Repeat every line exactly, keeping the pictures out of the copy.

- **Data excerpts**:
%%

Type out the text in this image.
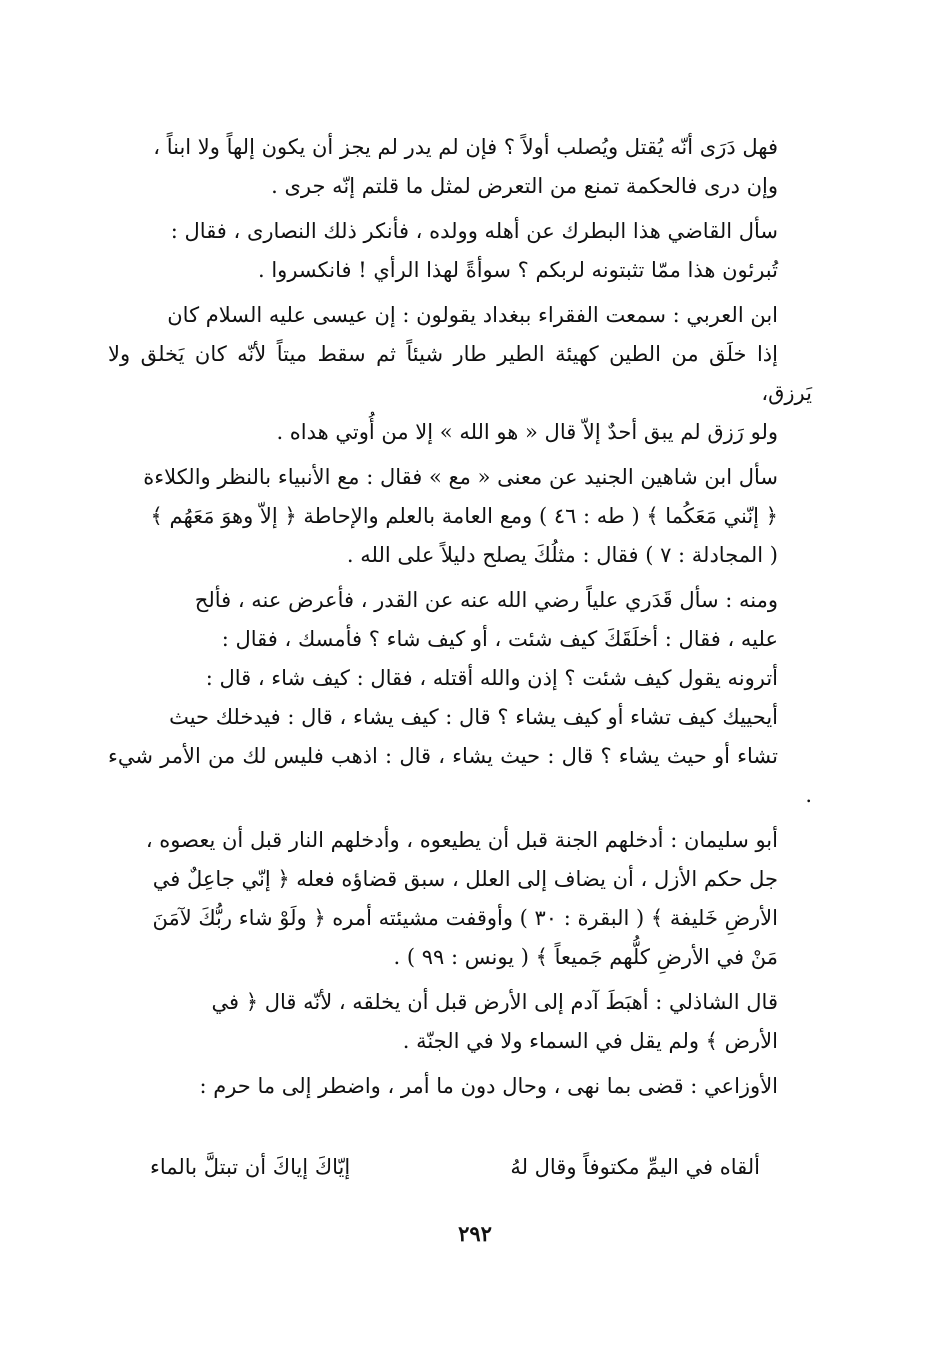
فهل دَرَى أنّه يُقتل ويُصلب أولاً ؟ فإن لم يدر لم يجز أن يكون إلهاً ولا ابناً ،
وإن درى فالحكمة تمنع من التعرض لمثل ما قلتم إنّه جرى .

سأل القاضي هذا البطرك عن أهله وولده ، فأنكر ذلك النصارى ، فقال :
تُبرئون هذا ممّا تثبتونه لربكم ؟ سوأةً لهذا الرأي ! فانكسروا .

ابن العربي : سمعت الفقراء ببغداد يقولون : إن عيسى عليه السلام كان
إذا خلَق من الطين كهيئة الطير طار شيئاً ثم سقط ميتاً لأنّه كان يَخلق ولا يَرزق،
ولو رَزق لم يبق أحدٌ إلاّ قال « هو الله » إلا من أُوتي هداه .

سأل ابن شاهين الجنيد عن معنى « مع » فقال : مع الأنبياء بالنظر والكلاءة
﴿ إنّني مَعَكُما ﴾ ( طه : ٤٦ ) ومع العامة بالعلم والإحاطة ﴿ إلاّ وهوَ مَعَهُم ﴾
( المجادلة : ٧ ) فقال : مثلُكَ يصلح دليلاً على الله .

ومنه : سأل قَدَري علياً رضي الله عنه عن القدر ، فأعرض عنه ، فألح
عليه ، فقال : أخلَقَكَ كيف شئت ، أو كيف شاء ؟ فأمسك ، فقال :
أترونه يقول كيف شئت ؟ إذن والله أقتله ، فقال : كيف شاء ، قال :
أيحييك كيف تشاء أو كيف يشاء ؟ قال : كيف يشاء ، قال : فيدخلك حيث
تشاء أو حيث يشاء ؟ قال : حيث يشاء ، قال : اذهب فليس لك من الأمر شيء .

أبو سليمان : أدخلهم الجنة قبل أن يطيعوه ، وأدخلهم النار قبل أن يعصوه ،
جل حكم الأزل ، أن يضاف إلى العلل ، سبق قضاؤه فعله ﴿ إنّي جاعِلٌ في
الأرضِ خَليفة ﴾ ( البقرة : ٣٠ ) وأوقفت مشيئته أمره ﴿ ولَوْ شاء ربُّكَ لآمَنَ
مَنْ في الأرضِ كلُّهم جَميعاً ﴾ ( يونس : ٩٩ ) .

قال الشاذلي : أهبَطَ آدم إلى الأرض قبل أن يخلقه ، لأنّه قال ﴿ في
الأرض ﴾ ولم يقل في السماء ولا في الجنّة .

الأوزاعي : قضى بما نهى ، وحال دون ما أمر ، واضطر إلى ما حرم :

ألقاه في اليمِّ مكتوفاً وقال لهُ
إيّاكَ إياكَ أن تبتلَّ بالماء
٢٩٢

%%

- **Complete answer**:
Type out the text in this image.
فهل دَرَى أنّه يُقتل ويُصلب أولاً ؟ فإن لم يدر لم يجز أن يكون إلهاً ولا ابناً ،
وإن درى فالحكمة تمنع من التعرض لمثل ما قلتم إنّه جرى .

سأل القاضي هذا البطرك عن أهله وولده ، فأنكر ذلك النصارى ، فقال :
تُبرئون هذا ممّا تثبتونه لربكم ؟ سوأةً لهذا الرأي ! فانكسروا .

ابن العربي : سمعت الفقراء ببغداد يقولون : إن عيسى عليه السلام كان
إذا خلَق من الطين كهيئة الطير طار شيئاً ثم سقط ميتاً لأنّه كان يَخلق ولا يَرزق،
ولو رَزق لم يبق أحدٌ إلاّ قال « هو الله » إلا من أُوتي هداه .

سأل ابن شاهين الجنيد عن معنى « مع » فقال : مع الأنبياء بالنظر والكلاءة
﴿ إنّني مَعَكُما ﴾ ( طه : ٤٦ ) ومع العامة بالعلم والإحاطة ﴿ إلاّ وهوَ مَعَهُم ﴾
( المجادلة : ٧ ) فقال : مثلُكَ يصلح دليلاً على الله .

ومنه : سأل قَدَري علياً رضي الله عنه عن القدر ، فأعرض عنه ، فألح
عليه ، فقال : أخلَقَكَ كيف شئت ، أو كيف شاء ؟ فأمسك ، فقال :
أترونه يقول كيف شئت ؟ إذن والله أقتله ، فقال : كيف شاء ، قال :
أيحييك كيف تشاء أو كيف يشاء ؟ قال : كيف يشاء ، قال : فيدخلك حيث
تشاء أو حيث يشاء ؟ قال : حيث يشاء ، قال : اذهب فليس لك من الأمر شيء .

أبو سليمان : أدخلهم الجنة قبل أن يطيعوه ، وأدخلهم النار قبل أن يعصوه ،
جل حكم الأزل ، أن يضاف إلى العلل ، سبق قضاؤه فعله ﴿ إنّي جاعِلٌ في
الأرضِ خَليفة ﴾ ( البقرة : ٣٠ ) وأوقفت مشيئته أمره ﴿ ولَوْ شاء ربُّكَ لآمَنَ
مَنْ في الأرضِ كلُّهم جَميعاً ﴾ ( يونس : ٩٩ ) .

قال الشاذلي : أهبَطَ آدم إلى الأرض قبل أن يخلقه ، لأنّه قال ﴿ في
الأرض ﴾ ولم يقل في السماء ولا في الجنّة .

الأوزاعي : قضى بما نهى ، وحال دون ما أمر ، واضطر إلى ما حرم :

ألقاه في اليمِّ مكتوفاً وقال لهُ
إيّاكَ إياكَ أن تبتلَّ بالماء
٢٩٢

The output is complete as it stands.